*** Opening Source data ***

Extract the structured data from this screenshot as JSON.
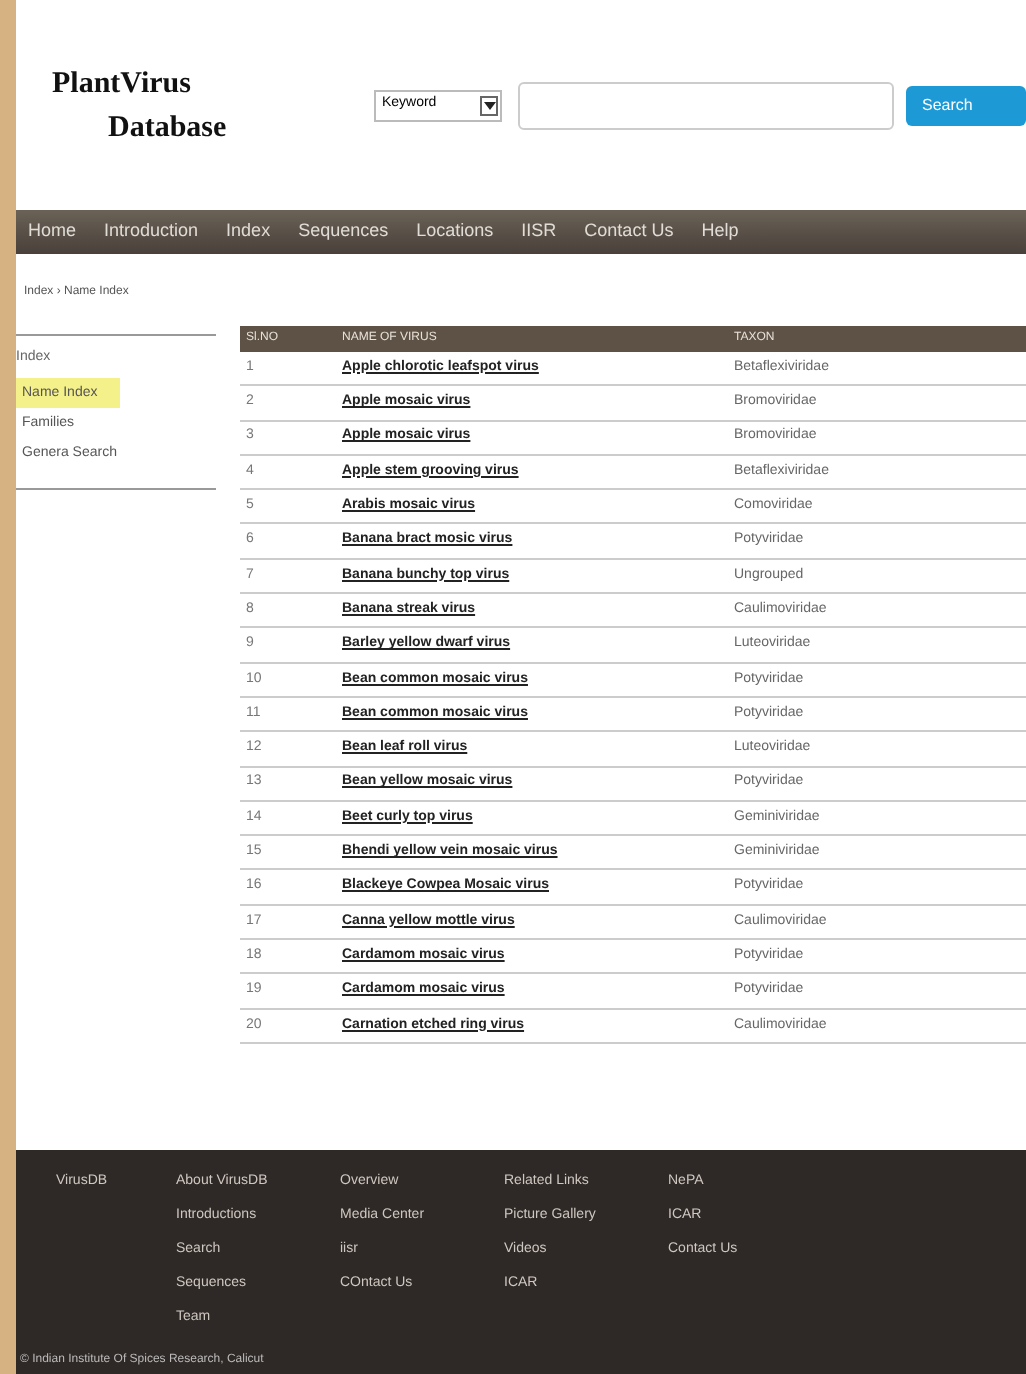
{
  "logo": {
    "line_1": "PlantVirus",
    "line_2": "Database"
  },
  "search": {
    "filter": "Keyword",
    "button": "Search"
  },
  "nav": [
    "Home",
    "Introduction",
    "Index",
    "Sequences",
    "Locations",
    "IISR",
    "Contact Us",
    "Help"
  ],
  "breadcrumb": "Index › Name Index",
  "sidebar": {
    "title": "Index",
    "items": [
      {
        "label": "Name Index",
        "selected": true
      },
      {
        "label": "Families",
        "selected": false
      },
      {
        "label": "Genera Search",
        "selected": false
      }
    ]
  },
  "table": {
    "columns": [
      "Sl.NO",
      "NAME OF VIRUS",
      "TAXON"
    ],
    "rows": [
      [
        "1",
        "Apple chlorotic leafspot virus",
        "Betaflexiviridae"
      ],
      [
        "2",
        "Apple mosaic virus",
        "Bromoviridae"
      ],
      [
        "3",
        "Apple mosaic virus",
        "Bromoviridae"
      ],
      [
        "4",
        "Apple stem grooving virus",
        "Betaflexiviridae"
      ],
      [
        "5",
        "Arabis mosaic virus",
        "Comoviridae"
      ],
      [
        "6",
        "Banana bract mosic virus",
        "Potyviridae"
      ],
      [
        "7",
        "Banana bunchy top virus",
        "Ungrouped"
      ],
      [
        "8",
        "Banana streak virus",
        "Caulimoviridae"
      ],
      [
        "9",
        "Barley yellow dwarf virus",
        "Luteoviridae"
      ],
      [
        "10",
        "Bean common mosaic virus",
        "Potyviridae"
      ],
      [
        "11",
        "Bean common mosaic virus",
        "Potyviridae"
      ],
      [
        "12",
        "Bean leaf roll virus",
        "Luteoviridae"
      ],
      [
        "13",
        "Bean yellow mosaic virus",
        "Potyviridae"
      ],
      [
        "14",
        "Beet curly top virus",
        "Geminiviridae"
      ],
      [
        "15",
        "Bhendi yellow vein mosaic virus",
        "Geminiviridae"
      ],
      [
        "16",
        "Blackeye Cowpea Mosaic virus",
        "Potyviridae"
      ],
      [
        "17",
        "Canna yellow mottle virus",
        "Caulimoviridae"
      ],
      [
        "18",
        "Cardamom mosaic virus",
        "Potyviridae"
      ],
      [
        "19",
        "Cardamom mosaic virus",
        "Potyviridae"
      ],
      [
        "20",
        "Carnation etched ring virus",
        "Caulimoviridae"
      ]
    ]
  },
  "footer": {
    "columns": [
      [
        "VirusDB"
      ],
      [
        "About VirusDB",
        "Introductions",
        "Search",
        "Sequences",
        "Team"
      ],
      [
        "Overview",
        "Media Center",
        "iisr",
        "COntact Us"
      ],
      [
        "Related Links",
        "Picture Gallery",
        "Videos",
        "ICAR"
      ],
      [
        "NePA",
        "ICAR",
        "Contact Us"
      ]
    ],
    "copyright": "© Indian Institute Of Spices Research, Calicut"
  }
}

*** Closing Source data ***

Try it :: Set down every line above exactly, pictures excluded.

Task response ::
Extract the structured data from this screenshot as JSON.
{
  "logo": {
    "line_1": "PlantVirus",
    "line_2": "Database"
  },
  "search": {
    "filter": "Keyword",
    "button": "Search"
  },
  "nav": [
    "Home",
    "Introduction",
    "Index",
    "Sequences",
    "Locations",
    "IISR",
    "Contact Us",
    "Help"
  ],
  "breadcrumb": "Index › Name Index",
  "sidebar": {
    "title": "Index",
    "items": [
      {
        "label": "Name Index",
        "selected": true
      },
      {
        "label": "Families",
        "selected": false
      },
      {
        "label": "Genera Search",
        "selected": false
      }
    ]
  },
  "table": {
    "columns": [
      "Sl.NO",
      "NAME OF VIRUS",
      "TAXON"
    ],
    "rows": [
      [
        "1",
        "Apple chlorotic leafspot virus",
        "Betaflexiviridae"
      ],
      [
        "2",
        "Apple mosaic virus",
        "Bromoviridae"
      ],
      [
        "3",
        "Apple mosaic virus",
        "Bromoviridae"
      ],
      [
        "4",
        "Apple stem grooving virus",
        "Betaflexiviridae"
      ],
      [
        "5",
        "Arabis mosaic virus",
        "Comoviridae"
      ],
      [
        "6",
        "Banana bract mosic virus",
        "Potyviridae"
      ],
      [
        "7",
        "Banana bunchy top virus",
        "Ungrouped"
      ],
      [
        "8",
        "Banana streak virus",
        "Caulimoviridae"
      ],
      [
        "9",
        "Barley yellow dwarf virus",
        "Luteoviridae"
      ],
      [
        "10",
        "Bean common mosaic virus",
        "Potyviridae"
      ],
      [
        "11",
        "Bean common mosaic virus",
        "Potyviridae"
      ],
      [
        "12",
        "Bean leaf roll virus",
        "Luteoviridae"
      ],
      [
        "13",
        "Bean yellow mosaic virus",
        "Potyviridae"
      ],
      [
        "14",
        "Beet curly top virus",
        "Geminiviridae"
      ],
      [
        "15",
        "Bhendi yellow vein mosaic virus",
        "Geminiviridae"
      ],
      [
        "16",
        "Blackeye Cowpea Mosaic virus",
        "Potyviridae"
      ],
      [
        "17",
        "Canna yellow mottle virus",
        "Caulimoviridae"
      ],
      [
        "18",
        "Cardamom mosaic virus",
        "Potyviridae"
      ],
      [
        "19",
        "Cardamom mosaic virus",
        "Potyviridae"
      ],
      [
        "20",
        "Carnation etched ring virus",
        "Caulimoviridae"
      ]
    ]
  },
  "footer": {
    "columns": [
      [
        "VirusDB"
      ],
      [
        "About VirusDB",
        "Introductions",
        "Search",
        "Sequences",
        "Team"
      ],
      [
        "Overview",
        "Media Center",
        "iisr",
        "COntact Us"
      ],
      [
        "Related Links",
        "Picture Gallery",
        "Videos",
        "ICAR"
      ],
      [
        "NePA",
        "ICAR",
        "Contact Us"
      ]
    ],
    "copyright": "© Indian Institute Of Spices Research, Calicut"
  }
}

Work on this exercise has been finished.